## Requirements
Repeat the entries that follow verbatim, without any of their pictures.

**** Provided data ****

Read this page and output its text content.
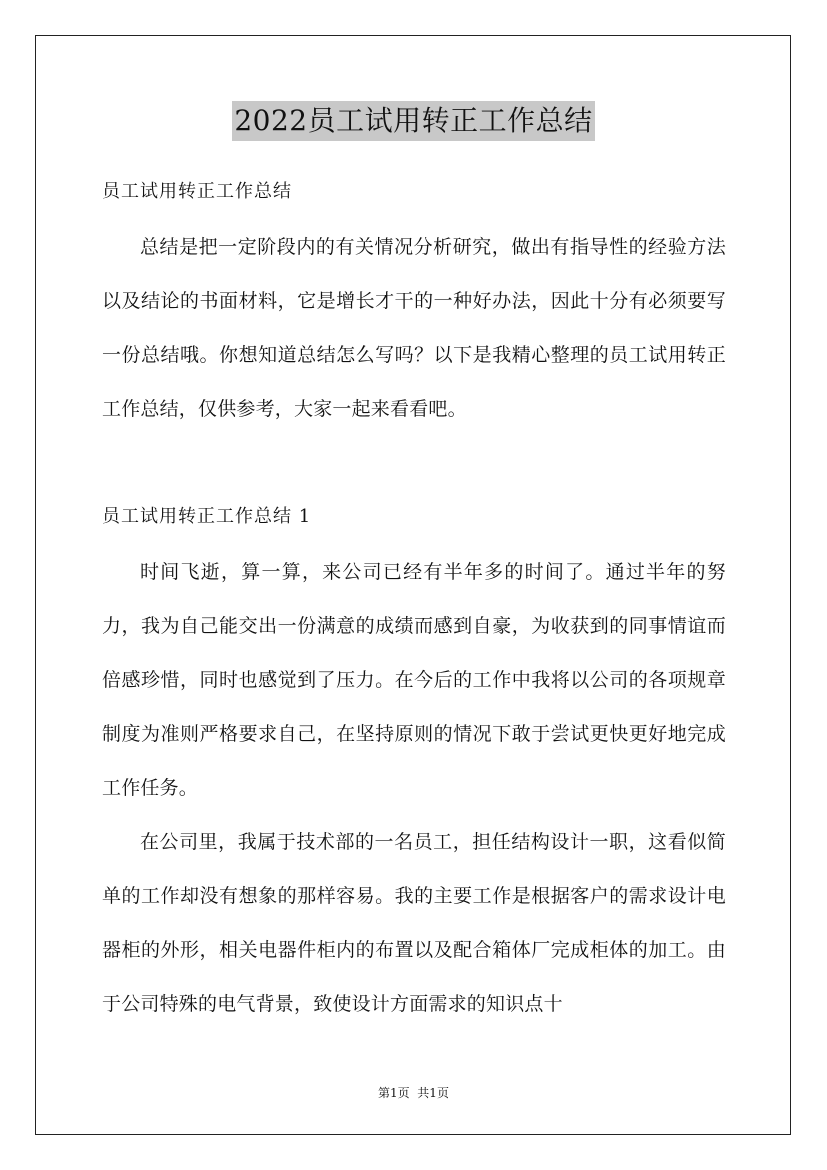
2022员工试用转正工作总结
员工试用转正工作总结

总结是把一定阶段内的有关情况分析研究，做出有指导性的经验方法以及结论的书面材料，它是增长才干的一种好办法，因此十分有必须要写一份总结哦。你想知道总结怎么写吗？以下是我精心整理的员工试用转正工作总结，仅供参考，大家一起来看看吧。

员工试用转正工作总结 1

时间飞逝，算一算，来公司已经有半年多的时间了。通过半年的努力，我为自己能交出一份满意的成绩而感到自豪，为收获到的同事情谊而倍感珍惜，同时也感觉到了压力。在今后的工作中我将以公司的各项规章制度为准则严格要求自己，在坚持原则的情况下敢于尝试更快更好地完成工作任务。

在公司里，我属于技术部的一名员工，担任结构设计一职，这看似简单的工作却没有想象的那样容易。我的主要工作是根据客户的需求设计电器柜的外形，相关电器件柜内的布置以及配合箱体厂完成柜体的加工。由于公司特殊的电气背景，致使设计方面需求的知识点十

第1页  共1页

****

## Task output
Read this page and output its text content.
2022员工试用转正工作总结
员工试用转正工作总结

总结是把一定阶段内的有关情况分析研究，做出有指导性的经验方法以及结论的书面材料，它是增长才干的一种好办法，因此十分有必须要写一份总结哦。你想知道总结怎么写吗？以下是我精心整理的员工试用转正工作总结，仅供参考，大家一起来看看吧。

员工试用转正工作总结 1

时间飞逝，算一算，来公司已经有半年多的时间了。通过半年的努力，我为自己能交出一份满意的成绩而感到自豪，为收获到的同事情谊而倍感珍惜，同时也感觉到了压力。在今后的工作中我将以公司的各项规章制度为准则严格要求自己，在坚持原则的情况下敢于尝试更快更好地完成工作任务。

在公司里，我属于技术部的一名员工，担任结构设计一职，这看似简单的工作却没有想象的那样容易。我的主要工作是根据客户的需求设计电器柜的外形，相关电器件柜内的布置以及配合箱体厂完成柜体的加工。由于公司特殊的电气背景，致使设计方面需求的知识点十

第1页  共1页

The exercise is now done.